MATERIAL:
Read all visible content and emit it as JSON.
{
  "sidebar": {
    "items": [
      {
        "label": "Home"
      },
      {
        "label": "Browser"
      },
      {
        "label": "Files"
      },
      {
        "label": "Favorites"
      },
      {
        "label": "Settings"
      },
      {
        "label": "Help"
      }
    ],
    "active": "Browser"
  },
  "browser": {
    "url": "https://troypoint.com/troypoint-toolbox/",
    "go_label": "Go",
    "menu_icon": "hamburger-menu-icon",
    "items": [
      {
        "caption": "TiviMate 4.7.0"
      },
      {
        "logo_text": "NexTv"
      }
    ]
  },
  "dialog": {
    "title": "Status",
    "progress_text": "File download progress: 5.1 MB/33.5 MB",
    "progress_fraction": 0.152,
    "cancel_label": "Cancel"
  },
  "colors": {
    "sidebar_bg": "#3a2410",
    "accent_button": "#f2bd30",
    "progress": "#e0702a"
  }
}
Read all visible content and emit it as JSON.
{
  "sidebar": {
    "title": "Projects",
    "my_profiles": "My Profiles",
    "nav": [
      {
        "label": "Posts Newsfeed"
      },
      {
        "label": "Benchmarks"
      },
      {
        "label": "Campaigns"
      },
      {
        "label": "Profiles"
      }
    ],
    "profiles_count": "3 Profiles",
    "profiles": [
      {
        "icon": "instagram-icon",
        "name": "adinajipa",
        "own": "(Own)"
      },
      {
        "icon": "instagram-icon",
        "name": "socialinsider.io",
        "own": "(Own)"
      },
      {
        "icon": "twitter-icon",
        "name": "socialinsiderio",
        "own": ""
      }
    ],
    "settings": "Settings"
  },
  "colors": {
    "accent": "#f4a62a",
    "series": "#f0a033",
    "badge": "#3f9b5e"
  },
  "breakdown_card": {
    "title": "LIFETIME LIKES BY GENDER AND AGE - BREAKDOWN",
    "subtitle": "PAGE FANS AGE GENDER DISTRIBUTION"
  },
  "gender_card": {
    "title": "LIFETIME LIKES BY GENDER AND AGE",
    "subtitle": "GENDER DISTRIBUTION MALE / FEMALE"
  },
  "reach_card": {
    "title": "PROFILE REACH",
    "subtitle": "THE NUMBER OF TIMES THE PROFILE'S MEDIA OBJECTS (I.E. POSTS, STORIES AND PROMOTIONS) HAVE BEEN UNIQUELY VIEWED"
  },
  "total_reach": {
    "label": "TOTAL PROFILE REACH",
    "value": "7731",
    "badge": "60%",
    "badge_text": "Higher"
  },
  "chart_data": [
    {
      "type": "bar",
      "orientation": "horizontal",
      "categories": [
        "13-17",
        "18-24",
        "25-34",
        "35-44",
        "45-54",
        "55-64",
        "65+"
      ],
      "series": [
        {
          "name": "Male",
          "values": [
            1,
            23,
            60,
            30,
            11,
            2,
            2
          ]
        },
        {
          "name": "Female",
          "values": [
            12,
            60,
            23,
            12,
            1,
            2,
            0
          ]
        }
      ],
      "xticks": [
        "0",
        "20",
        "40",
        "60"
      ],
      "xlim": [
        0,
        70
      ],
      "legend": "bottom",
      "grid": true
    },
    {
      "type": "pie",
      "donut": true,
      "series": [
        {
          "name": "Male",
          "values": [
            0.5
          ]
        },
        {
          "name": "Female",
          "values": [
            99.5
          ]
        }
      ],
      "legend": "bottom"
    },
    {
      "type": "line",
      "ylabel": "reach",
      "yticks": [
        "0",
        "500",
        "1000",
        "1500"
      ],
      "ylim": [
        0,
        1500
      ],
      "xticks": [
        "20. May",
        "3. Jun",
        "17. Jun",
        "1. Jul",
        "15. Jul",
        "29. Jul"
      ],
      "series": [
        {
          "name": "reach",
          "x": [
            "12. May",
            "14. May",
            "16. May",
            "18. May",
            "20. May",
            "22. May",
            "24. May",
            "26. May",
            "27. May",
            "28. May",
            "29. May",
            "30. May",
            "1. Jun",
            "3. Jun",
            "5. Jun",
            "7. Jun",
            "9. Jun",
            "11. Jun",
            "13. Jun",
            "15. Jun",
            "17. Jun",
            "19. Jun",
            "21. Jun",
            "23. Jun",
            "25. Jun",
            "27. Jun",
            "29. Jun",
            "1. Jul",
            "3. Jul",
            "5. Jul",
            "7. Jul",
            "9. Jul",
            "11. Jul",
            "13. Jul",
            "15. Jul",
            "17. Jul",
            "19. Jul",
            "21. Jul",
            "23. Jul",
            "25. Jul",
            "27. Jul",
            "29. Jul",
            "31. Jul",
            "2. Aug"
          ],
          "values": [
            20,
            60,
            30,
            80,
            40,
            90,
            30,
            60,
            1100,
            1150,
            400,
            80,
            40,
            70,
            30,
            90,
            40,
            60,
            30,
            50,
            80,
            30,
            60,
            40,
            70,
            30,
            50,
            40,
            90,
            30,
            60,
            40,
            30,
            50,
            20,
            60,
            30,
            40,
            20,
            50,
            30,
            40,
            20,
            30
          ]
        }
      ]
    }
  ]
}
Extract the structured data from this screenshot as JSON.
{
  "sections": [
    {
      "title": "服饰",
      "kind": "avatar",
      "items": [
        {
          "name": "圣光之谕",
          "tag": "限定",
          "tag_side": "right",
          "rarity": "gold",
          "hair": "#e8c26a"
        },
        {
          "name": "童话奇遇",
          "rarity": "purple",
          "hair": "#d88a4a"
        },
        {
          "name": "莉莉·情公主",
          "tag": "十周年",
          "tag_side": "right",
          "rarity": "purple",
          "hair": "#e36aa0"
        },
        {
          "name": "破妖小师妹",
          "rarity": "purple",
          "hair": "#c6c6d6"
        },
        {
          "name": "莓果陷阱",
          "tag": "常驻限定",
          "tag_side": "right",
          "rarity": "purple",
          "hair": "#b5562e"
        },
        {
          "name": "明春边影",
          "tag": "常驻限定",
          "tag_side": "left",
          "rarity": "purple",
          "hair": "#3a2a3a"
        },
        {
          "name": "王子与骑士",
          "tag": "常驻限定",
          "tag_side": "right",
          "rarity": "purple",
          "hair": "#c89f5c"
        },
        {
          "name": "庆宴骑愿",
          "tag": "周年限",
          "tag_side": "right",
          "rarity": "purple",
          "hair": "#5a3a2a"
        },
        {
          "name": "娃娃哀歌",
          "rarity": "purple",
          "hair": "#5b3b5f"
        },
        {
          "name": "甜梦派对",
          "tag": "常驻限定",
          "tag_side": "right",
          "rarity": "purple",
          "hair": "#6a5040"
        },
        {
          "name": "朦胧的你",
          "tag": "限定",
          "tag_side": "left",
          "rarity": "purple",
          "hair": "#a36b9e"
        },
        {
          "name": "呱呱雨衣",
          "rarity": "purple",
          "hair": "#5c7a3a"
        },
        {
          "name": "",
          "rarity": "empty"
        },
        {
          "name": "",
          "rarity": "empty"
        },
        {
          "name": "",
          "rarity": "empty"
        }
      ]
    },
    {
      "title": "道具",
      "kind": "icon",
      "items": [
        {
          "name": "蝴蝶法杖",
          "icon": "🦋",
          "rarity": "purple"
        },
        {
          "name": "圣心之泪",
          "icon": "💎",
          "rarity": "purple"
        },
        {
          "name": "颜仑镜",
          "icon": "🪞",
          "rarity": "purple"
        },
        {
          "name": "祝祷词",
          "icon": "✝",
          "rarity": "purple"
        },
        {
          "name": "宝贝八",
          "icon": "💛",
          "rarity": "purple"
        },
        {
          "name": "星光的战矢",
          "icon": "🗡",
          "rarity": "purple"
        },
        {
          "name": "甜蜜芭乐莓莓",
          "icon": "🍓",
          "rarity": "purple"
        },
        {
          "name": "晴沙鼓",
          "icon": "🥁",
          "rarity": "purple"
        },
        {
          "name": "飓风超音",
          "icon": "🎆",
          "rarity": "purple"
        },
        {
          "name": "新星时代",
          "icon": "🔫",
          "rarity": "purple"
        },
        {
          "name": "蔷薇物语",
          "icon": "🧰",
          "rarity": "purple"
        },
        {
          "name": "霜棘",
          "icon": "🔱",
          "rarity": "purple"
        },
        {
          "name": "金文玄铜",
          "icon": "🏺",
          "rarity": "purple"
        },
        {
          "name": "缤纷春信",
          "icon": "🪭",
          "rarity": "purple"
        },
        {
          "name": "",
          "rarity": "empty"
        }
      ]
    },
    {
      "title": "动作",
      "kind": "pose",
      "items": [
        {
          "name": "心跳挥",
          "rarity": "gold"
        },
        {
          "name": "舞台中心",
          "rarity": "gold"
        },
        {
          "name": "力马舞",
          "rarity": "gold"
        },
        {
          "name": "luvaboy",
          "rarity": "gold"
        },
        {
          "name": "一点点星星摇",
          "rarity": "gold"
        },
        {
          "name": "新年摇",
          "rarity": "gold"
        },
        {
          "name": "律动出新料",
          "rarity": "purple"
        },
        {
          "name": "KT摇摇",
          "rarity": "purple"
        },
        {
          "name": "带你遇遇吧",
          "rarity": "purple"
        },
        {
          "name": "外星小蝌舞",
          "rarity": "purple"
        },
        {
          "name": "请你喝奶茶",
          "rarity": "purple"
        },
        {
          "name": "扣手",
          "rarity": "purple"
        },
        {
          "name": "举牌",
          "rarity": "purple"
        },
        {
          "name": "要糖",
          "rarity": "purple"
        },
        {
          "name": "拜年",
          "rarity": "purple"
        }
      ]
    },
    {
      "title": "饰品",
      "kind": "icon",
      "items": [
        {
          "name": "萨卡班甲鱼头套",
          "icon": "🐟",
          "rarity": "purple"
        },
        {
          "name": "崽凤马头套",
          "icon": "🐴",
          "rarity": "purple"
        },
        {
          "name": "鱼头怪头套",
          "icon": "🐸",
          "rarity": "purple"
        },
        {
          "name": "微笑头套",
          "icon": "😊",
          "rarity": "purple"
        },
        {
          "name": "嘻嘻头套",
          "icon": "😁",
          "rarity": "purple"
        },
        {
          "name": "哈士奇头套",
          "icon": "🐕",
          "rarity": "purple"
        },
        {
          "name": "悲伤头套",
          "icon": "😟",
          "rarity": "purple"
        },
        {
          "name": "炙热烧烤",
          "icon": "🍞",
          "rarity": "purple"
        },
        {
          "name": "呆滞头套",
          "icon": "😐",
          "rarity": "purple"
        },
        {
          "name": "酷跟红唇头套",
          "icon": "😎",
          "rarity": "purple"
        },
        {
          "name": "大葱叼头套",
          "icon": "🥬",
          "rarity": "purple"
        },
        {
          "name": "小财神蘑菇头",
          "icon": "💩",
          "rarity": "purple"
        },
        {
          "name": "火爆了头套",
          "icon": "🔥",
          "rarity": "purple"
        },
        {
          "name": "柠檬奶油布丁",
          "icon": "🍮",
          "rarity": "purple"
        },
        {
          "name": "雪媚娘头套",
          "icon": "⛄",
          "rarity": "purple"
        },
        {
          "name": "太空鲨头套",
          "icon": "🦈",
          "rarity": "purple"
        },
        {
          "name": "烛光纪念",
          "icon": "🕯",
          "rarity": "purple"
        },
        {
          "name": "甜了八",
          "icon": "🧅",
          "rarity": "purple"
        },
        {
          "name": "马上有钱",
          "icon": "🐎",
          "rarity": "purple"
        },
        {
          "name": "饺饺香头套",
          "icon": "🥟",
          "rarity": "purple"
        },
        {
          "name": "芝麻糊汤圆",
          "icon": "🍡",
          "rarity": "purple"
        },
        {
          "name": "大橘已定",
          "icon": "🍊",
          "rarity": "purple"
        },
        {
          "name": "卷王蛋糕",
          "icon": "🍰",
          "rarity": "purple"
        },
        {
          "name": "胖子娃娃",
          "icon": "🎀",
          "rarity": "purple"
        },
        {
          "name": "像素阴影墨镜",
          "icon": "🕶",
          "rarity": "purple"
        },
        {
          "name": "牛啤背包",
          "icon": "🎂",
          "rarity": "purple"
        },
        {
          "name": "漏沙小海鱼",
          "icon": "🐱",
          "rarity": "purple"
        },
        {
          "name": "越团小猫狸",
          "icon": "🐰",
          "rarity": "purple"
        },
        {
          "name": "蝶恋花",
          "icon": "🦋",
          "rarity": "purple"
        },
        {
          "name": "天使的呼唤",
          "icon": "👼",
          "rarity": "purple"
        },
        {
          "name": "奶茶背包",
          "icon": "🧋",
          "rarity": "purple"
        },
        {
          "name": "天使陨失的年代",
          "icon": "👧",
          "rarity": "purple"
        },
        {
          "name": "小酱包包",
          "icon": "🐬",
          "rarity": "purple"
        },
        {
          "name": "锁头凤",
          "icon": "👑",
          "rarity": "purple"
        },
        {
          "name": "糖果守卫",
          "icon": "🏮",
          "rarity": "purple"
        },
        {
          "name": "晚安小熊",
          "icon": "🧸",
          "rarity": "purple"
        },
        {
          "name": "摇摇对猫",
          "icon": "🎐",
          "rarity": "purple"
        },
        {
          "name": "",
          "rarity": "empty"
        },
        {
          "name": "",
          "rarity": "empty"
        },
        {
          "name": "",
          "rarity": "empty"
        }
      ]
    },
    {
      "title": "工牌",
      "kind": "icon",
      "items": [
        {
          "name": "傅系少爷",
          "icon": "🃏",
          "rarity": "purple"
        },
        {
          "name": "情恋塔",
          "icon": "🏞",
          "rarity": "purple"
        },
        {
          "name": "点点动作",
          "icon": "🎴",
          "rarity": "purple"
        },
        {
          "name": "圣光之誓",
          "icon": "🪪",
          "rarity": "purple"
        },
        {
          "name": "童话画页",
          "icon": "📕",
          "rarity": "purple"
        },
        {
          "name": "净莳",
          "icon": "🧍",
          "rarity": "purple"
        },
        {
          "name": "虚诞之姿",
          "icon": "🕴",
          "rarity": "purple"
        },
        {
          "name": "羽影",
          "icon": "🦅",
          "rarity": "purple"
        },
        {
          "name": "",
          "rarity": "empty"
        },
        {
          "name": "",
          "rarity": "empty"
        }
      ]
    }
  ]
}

THE TASK: Count the lines above that contain the word "DISTRIBUTION". Give only the number.

ANSWER TO THE TASK: 2